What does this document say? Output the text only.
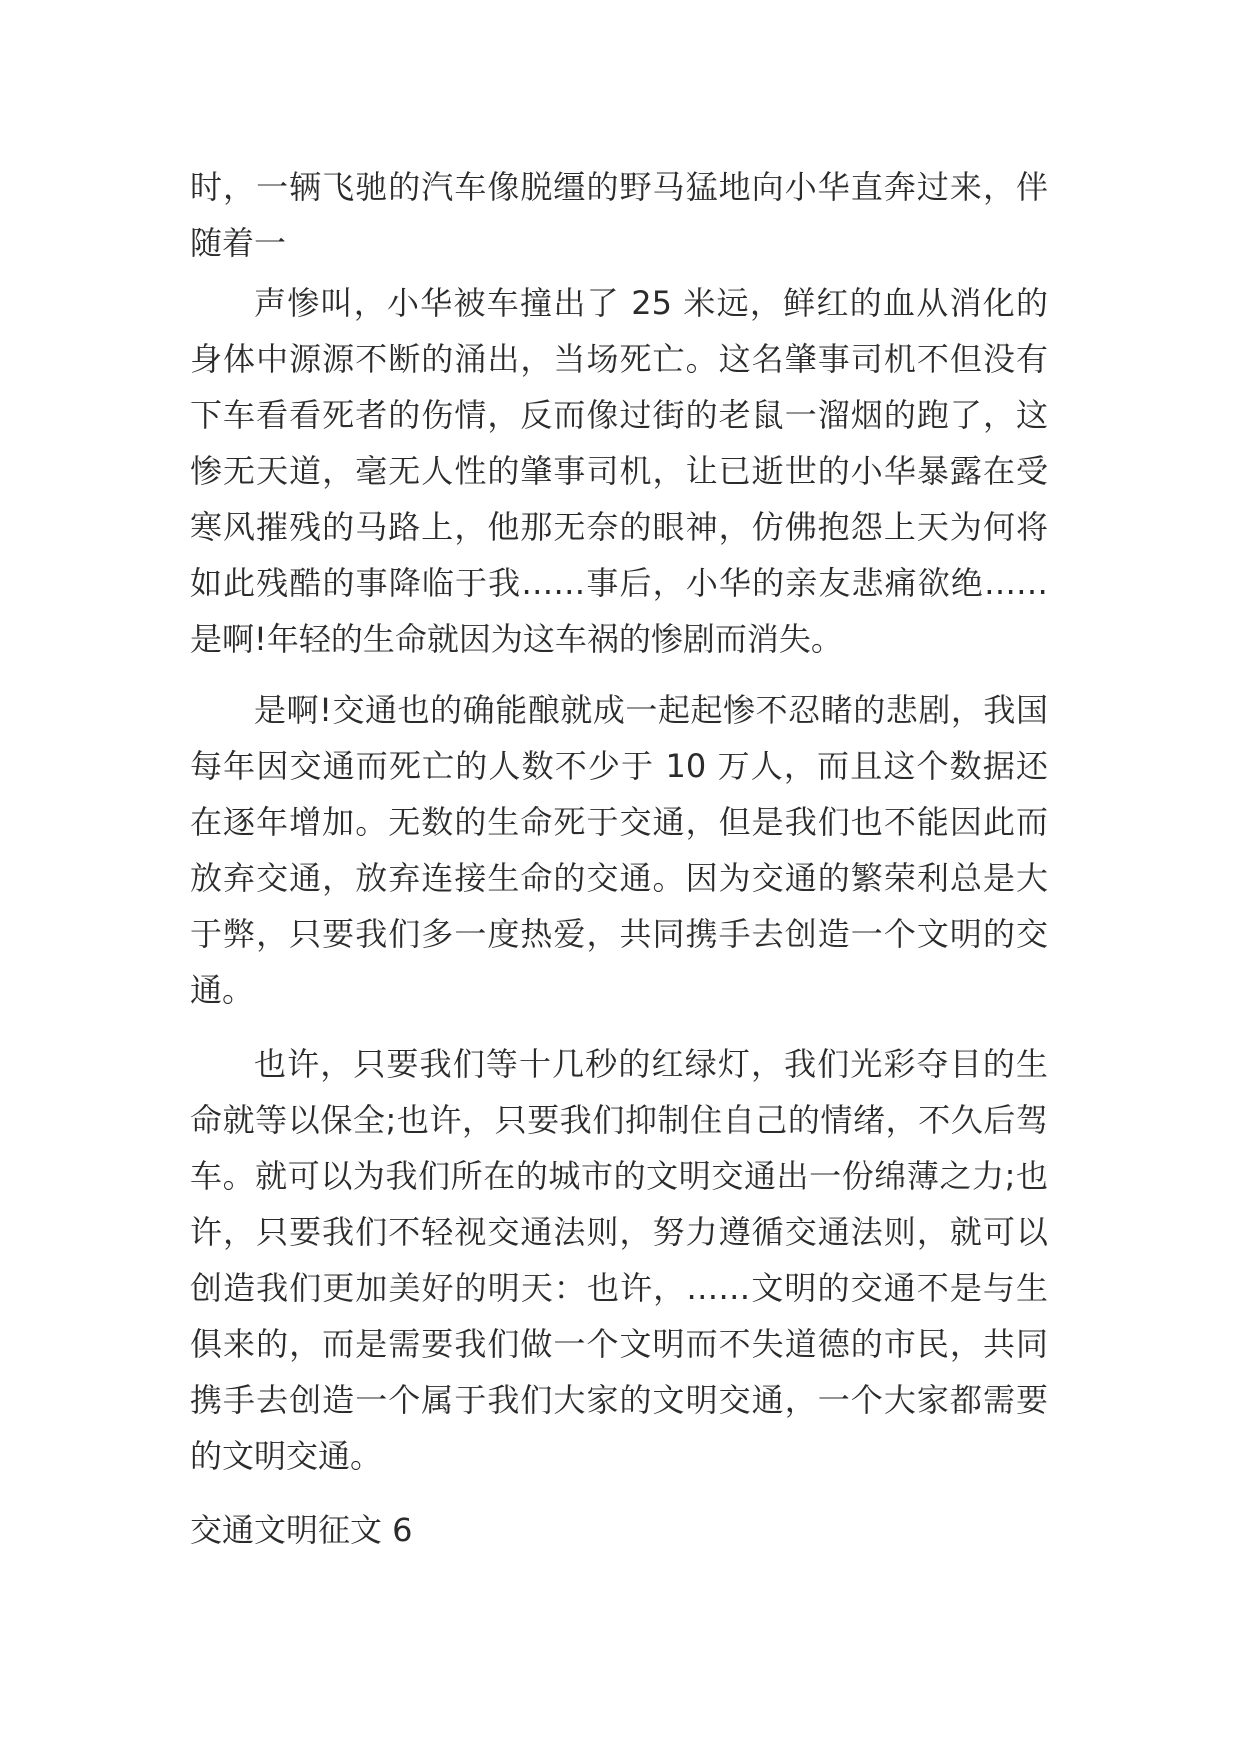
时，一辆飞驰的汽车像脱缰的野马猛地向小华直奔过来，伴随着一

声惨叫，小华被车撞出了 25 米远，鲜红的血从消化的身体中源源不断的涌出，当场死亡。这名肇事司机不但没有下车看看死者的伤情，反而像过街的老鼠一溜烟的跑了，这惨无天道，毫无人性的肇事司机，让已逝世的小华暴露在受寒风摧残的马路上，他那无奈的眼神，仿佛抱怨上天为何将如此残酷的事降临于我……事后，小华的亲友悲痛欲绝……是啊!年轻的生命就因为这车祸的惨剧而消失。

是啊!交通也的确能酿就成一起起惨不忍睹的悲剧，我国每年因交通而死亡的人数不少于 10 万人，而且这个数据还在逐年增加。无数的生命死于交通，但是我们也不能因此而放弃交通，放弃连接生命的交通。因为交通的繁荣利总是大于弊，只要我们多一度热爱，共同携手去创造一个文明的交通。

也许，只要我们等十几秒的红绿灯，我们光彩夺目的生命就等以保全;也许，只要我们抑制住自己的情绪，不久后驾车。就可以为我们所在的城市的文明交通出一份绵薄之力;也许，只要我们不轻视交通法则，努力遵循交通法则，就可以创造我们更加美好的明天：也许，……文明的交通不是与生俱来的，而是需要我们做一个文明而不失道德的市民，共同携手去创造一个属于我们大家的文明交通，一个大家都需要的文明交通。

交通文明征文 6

..............................

* _GOAL_:
Return the material exactly as given, apart from the pictures.

* _ANSWER BELOW_:
What does this document say? Output the text only.
时，一辆飞驰的汽车像脱缰的野马猛地向小华直奔过来，伴随着一

声惨叫，小华被车撞出了 25 米远，鲜红的血从消化的身体中源源不断的涌出，当场死亡。这名肇事司机不但没有下车看看死者的伤情，反而像过街的老鼠一溜烟的跑了，这惨无天道，毫无人性的肇事司机，让已逝世的小华暴露在受寒风摧残的马路上，他那无奈的眼神，仿佛抱怨上天为何将如此残酷的事降临于我……事后，小华的亲友悲痛欲绝……是啊!年轻的生命就因为这车祸的惨剧而消失。

是啊!交通也的确能酿就成一起起惨不忍睹的悲剧，我国每年因交通而死亡的人数不少于 10 万人，而且这个数据还在逐年增加。无数的生命死于交通，但是我们也不能因此而放弃交通，放弃连接生命的交通。因为交通的繁荣利总是大于弊，只要我们多一度热爱，共同携手去创造一个文明的交通。

也许，只要我们等十几秒的红绿灯，我们光彩夺目的生命就等以保全;也许，只要我们抑制住自己的情绪，不久后驾车。就可以为我们所在的城市的文明交通出一份绵薄之力;也许，只要我们不轻视交通法则，努力遵循交通法则，就可以创造我们更加美好的明天：也许，……文明的交通不是与生俱来的，而是需要我们做一个文明而不失道德的市民，共同携手去创造一个属于我们大家的文明交通，一个大家都需要的文明交通。

交通文明征文 6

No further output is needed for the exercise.